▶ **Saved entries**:
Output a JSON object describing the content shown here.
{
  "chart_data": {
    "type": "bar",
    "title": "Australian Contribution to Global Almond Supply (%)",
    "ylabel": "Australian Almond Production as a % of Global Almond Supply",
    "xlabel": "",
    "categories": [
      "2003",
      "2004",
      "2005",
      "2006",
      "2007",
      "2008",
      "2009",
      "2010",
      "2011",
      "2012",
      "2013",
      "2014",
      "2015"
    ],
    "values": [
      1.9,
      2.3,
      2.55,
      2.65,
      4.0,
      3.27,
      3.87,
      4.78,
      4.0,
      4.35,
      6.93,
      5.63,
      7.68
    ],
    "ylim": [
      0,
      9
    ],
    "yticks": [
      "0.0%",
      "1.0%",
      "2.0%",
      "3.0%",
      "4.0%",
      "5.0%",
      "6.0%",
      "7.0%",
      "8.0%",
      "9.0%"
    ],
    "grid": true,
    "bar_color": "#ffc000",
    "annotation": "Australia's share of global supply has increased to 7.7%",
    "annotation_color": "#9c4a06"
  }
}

▶ **What you are asked to do**: Select from the material above each line in which the string "Almond" appears, and list those lines.

▶ **Response for this exercise**:
    "title": "Australian Contribution to Global Almond Supply (%)",
    "ylabel": "Australian Almond Production as a % of Global Almond Supply",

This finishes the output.